## Begin

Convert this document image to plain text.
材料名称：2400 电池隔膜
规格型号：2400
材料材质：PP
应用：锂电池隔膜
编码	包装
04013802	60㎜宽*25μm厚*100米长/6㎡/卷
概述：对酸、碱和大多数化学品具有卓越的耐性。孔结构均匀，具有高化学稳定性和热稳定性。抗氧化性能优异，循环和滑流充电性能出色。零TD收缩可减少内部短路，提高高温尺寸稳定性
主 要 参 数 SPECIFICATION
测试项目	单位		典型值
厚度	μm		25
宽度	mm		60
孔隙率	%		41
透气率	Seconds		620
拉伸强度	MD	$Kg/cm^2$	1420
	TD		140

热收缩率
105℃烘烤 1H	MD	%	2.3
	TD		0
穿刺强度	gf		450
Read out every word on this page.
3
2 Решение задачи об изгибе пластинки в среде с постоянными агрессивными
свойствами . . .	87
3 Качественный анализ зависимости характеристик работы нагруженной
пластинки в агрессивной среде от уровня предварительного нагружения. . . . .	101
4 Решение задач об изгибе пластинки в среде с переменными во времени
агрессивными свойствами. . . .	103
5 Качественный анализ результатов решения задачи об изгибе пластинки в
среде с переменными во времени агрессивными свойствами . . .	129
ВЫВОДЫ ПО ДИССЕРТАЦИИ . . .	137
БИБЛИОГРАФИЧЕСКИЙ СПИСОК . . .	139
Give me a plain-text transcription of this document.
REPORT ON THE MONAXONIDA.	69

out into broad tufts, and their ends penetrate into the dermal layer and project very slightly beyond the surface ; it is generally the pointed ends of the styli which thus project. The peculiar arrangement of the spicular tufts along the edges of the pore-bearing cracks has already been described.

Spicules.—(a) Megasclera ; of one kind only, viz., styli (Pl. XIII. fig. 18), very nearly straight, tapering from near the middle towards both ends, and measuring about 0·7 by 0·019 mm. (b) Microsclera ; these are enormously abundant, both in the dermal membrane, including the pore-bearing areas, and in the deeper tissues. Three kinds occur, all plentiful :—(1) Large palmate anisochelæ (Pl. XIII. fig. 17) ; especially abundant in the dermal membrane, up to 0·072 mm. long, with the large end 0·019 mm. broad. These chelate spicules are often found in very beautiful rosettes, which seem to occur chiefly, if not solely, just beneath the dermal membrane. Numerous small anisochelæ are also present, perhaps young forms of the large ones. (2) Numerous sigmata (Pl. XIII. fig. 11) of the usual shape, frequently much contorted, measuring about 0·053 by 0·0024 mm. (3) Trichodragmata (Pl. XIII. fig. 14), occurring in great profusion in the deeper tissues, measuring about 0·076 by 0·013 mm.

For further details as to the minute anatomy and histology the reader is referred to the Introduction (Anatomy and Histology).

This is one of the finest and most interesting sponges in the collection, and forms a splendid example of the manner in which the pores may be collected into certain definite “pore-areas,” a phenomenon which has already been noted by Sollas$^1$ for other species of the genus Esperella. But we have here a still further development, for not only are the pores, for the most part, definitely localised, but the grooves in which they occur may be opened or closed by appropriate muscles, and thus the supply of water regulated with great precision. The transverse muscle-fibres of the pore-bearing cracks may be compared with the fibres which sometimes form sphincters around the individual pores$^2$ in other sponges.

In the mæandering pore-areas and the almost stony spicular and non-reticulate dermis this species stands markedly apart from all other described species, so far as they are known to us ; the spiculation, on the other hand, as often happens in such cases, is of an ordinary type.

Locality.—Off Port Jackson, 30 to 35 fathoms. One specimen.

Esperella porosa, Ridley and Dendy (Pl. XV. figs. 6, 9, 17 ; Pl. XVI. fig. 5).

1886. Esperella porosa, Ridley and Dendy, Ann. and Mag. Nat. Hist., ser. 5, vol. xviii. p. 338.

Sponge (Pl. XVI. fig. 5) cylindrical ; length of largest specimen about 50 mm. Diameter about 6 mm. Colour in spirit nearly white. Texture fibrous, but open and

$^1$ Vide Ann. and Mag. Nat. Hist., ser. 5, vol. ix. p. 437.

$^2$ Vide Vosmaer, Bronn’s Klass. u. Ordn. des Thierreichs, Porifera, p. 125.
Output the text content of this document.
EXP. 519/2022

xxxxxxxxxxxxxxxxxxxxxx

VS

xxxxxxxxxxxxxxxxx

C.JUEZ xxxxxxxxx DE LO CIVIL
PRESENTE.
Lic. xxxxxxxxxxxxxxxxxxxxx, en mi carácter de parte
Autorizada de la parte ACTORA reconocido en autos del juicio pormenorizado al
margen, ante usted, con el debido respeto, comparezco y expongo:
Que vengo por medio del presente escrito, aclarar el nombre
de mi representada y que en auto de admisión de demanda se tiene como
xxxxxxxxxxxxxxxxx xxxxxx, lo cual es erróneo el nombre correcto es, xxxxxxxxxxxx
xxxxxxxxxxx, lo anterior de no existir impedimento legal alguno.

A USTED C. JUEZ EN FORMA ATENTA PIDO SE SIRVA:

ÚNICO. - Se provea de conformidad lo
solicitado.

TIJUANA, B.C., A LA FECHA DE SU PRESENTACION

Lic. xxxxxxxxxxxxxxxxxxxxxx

## End

## EXERCISE
Faithfully reproduce all of the records, character for character.

## RESPONSE TO THIS TASK
Convert this document image to plain text.
材料名称：2400 电池隔膜
规格型号：2400
材料材质：PP
应用：锂电池隔膜
编码	包装
04013802	60㎜宽*25μm厚*100米长/6㎡/卷
概述：对酸、碱和大多数化学品具有卓越的耐性。孔结构均匀，具有高化学稳定性和热稳定性。抗氧化性能优异，循环和滑流充电性能出色。零TD收缩可减少内部短路，提高高温尺寸稳定性
主 要 参 数 SPECIFICATION
测试项目	单位		典型值
厚度	μm		25
宽度	mm		60
孔隙率	%		41
透气率	Seconds		620
拉伸强度	MD	$Kg/cm^2$	1420
	TD		140

热收缩率
105℃烘烤 1H	MD	%	2.3
	TD		0
穿刺强度	gf		450
Read out every word on this page.
3
2 Решение задачи об изгибе пластинки в среде с постоянными агрессивными
свойствами . . .	87
3 Качественный анализ зависимости характеристик работы нагруженной
пластинки в агрессивной среде от уровня предварительного нагружения. . . . .	101
4 Решение задач об изгибе пластинки в среде с переменными во времени
агрессивными свойствами. . . .	103
5 Качественный анализ результатов решения задачи об изгибе пластинки в
среде с переменными во времени агрессивными свойствами . . .	129
ВЫВОДЫ ПО ДИССЕРТАЦИИ . . .	137
БИБЛИОГРАФИЧЕСКИЙ СПИСОК . . .	139
Give me a plain-text transcription of this document.
REPORT ON THE MONAXONIDA.	69

out into broad tufts, and their ends penetrate into the dermal layer and project very slightly beyond the surface ; it is generally the pointed ends of the styli which thus project. The peculiar arrangement of the spicular tufts along the edges of the pore-bearing cracks has already been described.

Spicules.—(a) Megasclera ; of one kind only, viz., styli (Pl. XIII. fig. 18), very nearly straight, tapering from near the middle towards both ends, and measuring about 0·7 by 0·019 mm. (b) Microsclera ; these are enormously abundant, both in the dermal membrane, including the pore-bearing areas, and in the deeper tissues. Three kinds occur, all plentiful :—(1) Large palmate anisochelæ (Pl. XIII. fig. 17) ; especially abundant in the dermal membrane, up to 0·072 mm. long, with the large end 0·019 mm. broad. These chelate spicules are often found in very beautiful rosettes, which seem to occur chiefly, if not solely, just beneath the dermal membrane. Numerous small anisochelæ are also present, perhaps young forms of the large ones. (2) Numerous sigmata (Pl. XIII. fig. 11) of the usual shape, frequently much contorted, measuring about 0·053 by 0·0024 mm. (3) Trichodragmata (Pl. XIII. fig. 14), occurring in great profusion in the deeper tissues, measuring about 0·076 by 0·013 mm.

For further details as to the minute anatomy and histology the reader is referred to the Introduction (Anatomy and Histology).

This is one of the finest and most interesting sponges in the collection, and forms a splendid example of the manner in which the pores may be collected into certain definite “pore-areas,” a phenomenon which has already been noted by Sollas$^1$ for other species of the genus Esperella. But we have here a still further development, for not only are the pores, for the most part, definitely localised, but the grooves in which they occur may be opened or closed by appropriate muscles, and thus the supply of water regulated with great precision. The transverse muscle-fibres of the pore-bearing cracks may be compared with the fibres which sometimes form sphincters around the individual pores$^2$ in other sponges.

In the mæandering pore-areas and the almost stony spicular and non-reticulate dermis this species stands markedly apart from all other described species, so far as they are known to us ; the spiculation, on the other hand, as often happens in such cases, is of an ordinary type.

Locality.—Off Port Jackson, 30 to 35 fathoms. One specimen.

Esperella porosa, Ridley and Dendy (Pl. XV. figs. 6, 9, 17 ; Pl. XVI. fig. 5).

1886. Esperella porosa, Ridley and Dendy, Ann. and Mag. Nat. Hist., ser. 5, vol. xviii. p. 338.

Sponge (Pl. XVI. fig. 5) cylindrical ; length of largest specimen about 50 mm. Diameter about 6 mm. Colour in spirit nearly white. Texture fibrous, but open and

$^1$ Vide Ann. and Mag. Nat. Hist., ser. 5, vol. ix. p. 437.

$^2$ Vide Vosmaer, Bronn’s Klass. u. Ordn. des Thierreichs, Porifera, p. 125.
Output the text content of this document.
EXP. 519/2022

xxxxxxxxxxxxxxxxxxxxxx

VS

xxxxxxxxxxxxxxxxx

C.JUEZ xxxxxxxxx DE LO CIVIL
PRESENTE.
Lic. xxxxxxxxxxxxxxxxxxxxx, en mi carácter de parte
Autorizada de la parte ACTORA reconocido en autos del juicio pormenorizado al
margen, ante usted, con el debido respeto, comparezco y expongo:
Que vengo por medio del presente escrito, aclarar el nombre
de mi representada y que en auto de admisión de demanda se tiene como
xxxxxxxxxxxxxxxxx xxxxxx, lo cual es erróneo el nombre correcto es, xxxxxxxxxxxx
xxxxxxxxxxx, lo anterior de no existir impedimento legal alguno.

A USTED C. JUEZ EN FORMA ATENTA PIDO SE SIRVA:

ÚNICO. - Se provea de conformidad lo
solicitado.

TIJUANA, B.C., A LA FECHA DE SU PRESENTACION

Lic. xxxxxxxxxxxxxxxxxxxxxx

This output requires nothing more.